(Records from a collection of figures)
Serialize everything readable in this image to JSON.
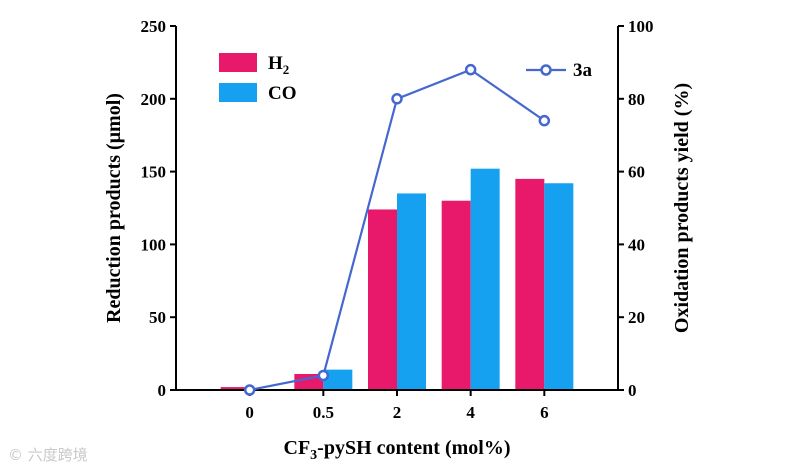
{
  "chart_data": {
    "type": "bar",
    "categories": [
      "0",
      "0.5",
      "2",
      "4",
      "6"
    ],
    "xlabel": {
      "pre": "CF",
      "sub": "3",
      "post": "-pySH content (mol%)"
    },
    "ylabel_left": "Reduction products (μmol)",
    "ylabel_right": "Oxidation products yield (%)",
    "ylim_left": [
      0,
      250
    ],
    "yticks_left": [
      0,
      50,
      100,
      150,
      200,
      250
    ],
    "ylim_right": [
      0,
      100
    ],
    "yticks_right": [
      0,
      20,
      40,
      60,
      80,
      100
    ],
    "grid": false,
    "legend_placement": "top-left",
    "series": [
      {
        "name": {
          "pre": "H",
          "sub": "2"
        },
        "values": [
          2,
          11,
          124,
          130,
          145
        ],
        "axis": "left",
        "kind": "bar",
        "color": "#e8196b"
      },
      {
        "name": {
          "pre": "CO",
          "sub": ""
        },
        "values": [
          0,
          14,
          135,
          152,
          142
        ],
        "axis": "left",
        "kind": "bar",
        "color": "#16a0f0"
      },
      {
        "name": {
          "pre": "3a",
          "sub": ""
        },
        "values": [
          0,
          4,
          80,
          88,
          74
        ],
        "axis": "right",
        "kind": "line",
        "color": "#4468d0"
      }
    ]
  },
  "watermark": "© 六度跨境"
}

* * *

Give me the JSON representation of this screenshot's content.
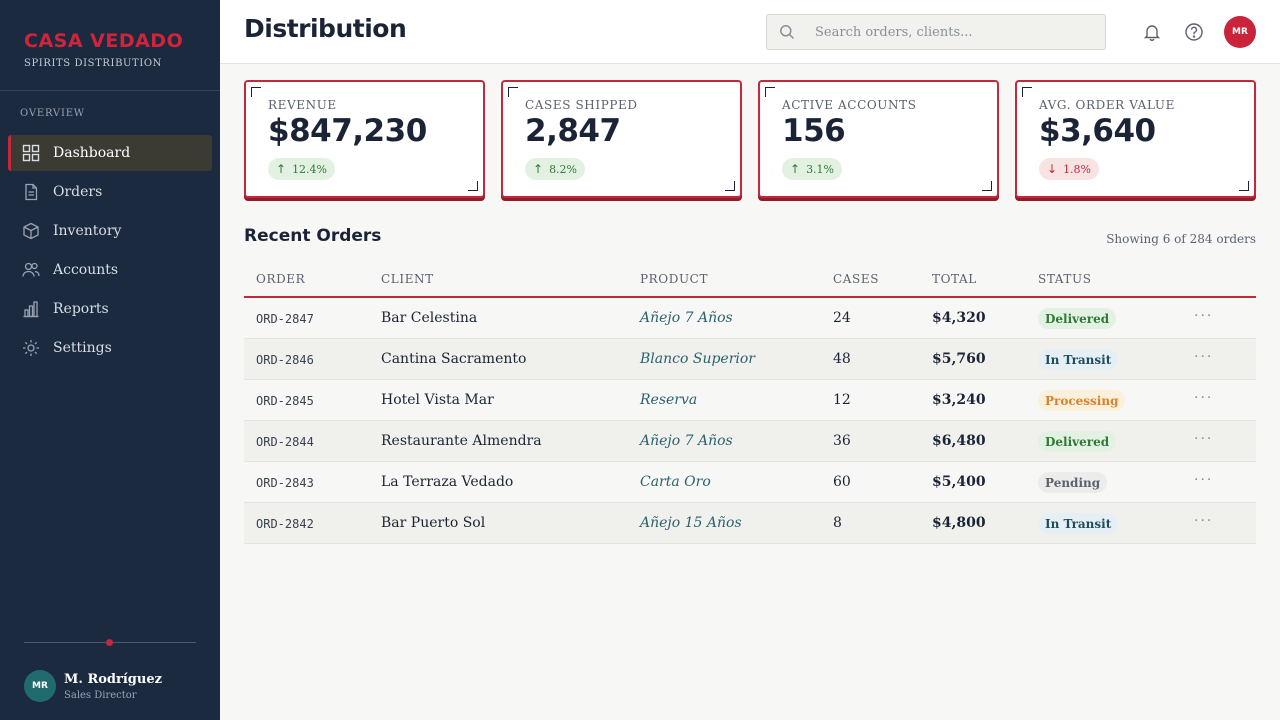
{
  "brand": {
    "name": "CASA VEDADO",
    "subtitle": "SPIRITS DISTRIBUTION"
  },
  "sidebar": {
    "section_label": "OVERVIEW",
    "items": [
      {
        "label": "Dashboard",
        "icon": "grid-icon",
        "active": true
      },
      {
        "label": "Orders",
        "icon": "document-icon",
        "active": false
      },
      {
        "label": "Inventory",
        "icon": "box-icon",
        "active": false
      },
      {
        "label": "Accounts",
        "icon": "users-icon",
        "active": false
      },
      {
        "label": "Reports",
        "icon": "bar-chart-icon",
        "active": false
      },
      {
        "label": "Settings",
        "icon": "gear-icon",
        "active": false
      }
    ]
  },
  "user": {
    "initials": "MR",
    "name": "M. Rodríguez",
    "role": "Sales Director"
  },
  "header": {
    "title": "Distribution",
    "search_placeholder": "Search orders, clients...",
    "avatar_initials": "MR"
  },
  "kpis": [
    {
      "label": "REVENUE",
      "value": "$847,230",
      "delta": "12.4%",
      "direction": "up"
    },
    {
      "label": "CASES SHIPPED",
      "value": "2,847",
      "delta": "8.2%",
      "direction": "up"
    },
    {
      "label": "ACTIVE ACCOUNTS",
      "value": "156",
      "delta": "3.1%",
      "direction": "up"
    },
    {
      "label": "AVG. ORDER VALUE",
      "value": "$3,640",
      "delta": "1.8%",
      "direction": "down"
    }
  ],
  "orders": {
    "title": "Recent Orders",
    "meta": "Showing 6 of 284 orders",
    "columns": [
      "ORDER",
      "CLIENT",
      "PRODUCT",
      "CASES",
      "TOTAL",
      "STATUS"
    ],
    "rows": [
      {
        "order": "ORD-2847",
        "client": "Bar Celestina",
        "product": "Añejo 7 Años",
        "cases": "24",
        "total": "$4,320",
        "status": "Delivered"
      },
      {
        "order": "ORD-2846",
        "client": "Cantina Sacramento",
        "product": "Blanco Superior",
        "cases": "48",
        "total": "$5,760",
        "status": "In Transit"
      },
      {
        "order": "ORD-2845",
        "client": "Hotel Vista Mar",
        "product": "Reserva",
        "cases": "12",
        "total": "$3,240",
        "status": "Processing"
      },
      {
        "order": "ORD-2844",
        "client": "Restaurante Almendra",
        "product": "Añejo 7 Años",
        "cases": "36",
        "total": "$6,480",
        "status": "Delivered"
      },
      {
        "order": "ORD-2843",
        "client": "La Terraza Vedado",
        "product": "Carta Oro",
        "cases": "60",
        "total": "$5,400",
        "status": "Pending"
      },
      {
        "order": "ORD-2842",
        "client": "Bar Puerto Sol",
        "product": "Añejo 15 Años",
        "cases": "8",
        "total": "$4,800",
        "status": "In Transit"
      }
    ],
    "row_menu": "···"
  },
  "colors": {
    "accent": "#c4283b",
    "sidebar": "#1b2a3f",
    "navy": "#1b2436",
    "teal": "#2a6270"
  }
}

--

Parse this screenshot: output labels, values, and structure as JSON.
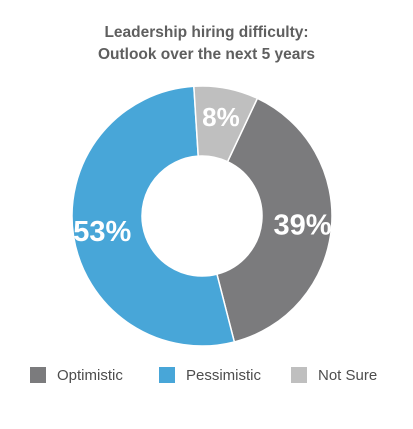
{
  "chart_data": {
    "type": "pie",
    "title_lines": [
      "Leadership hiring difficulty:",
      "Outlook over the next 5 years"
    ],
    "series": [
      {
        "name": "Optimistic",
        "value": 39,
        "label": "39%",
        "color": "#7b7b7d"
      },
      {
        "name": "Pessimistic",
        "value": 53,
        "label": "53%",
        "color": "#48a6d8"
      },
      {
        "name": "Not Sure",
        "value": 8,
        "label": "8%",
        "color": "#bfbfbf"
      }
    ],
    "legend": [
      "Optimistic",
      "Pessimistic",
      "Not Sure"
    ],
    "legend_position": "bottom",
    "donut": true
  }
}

**Work instructions**:
Find the word "icon" and list each line it appears in.

**Output of the task**:
        "icon": "grid-icon",
        "icon": "document-icon",
        "icon": "box-icon",
        "icon": "users-icon",
        "icon": "bar-chart-icon",
        "icon": "gear-icon",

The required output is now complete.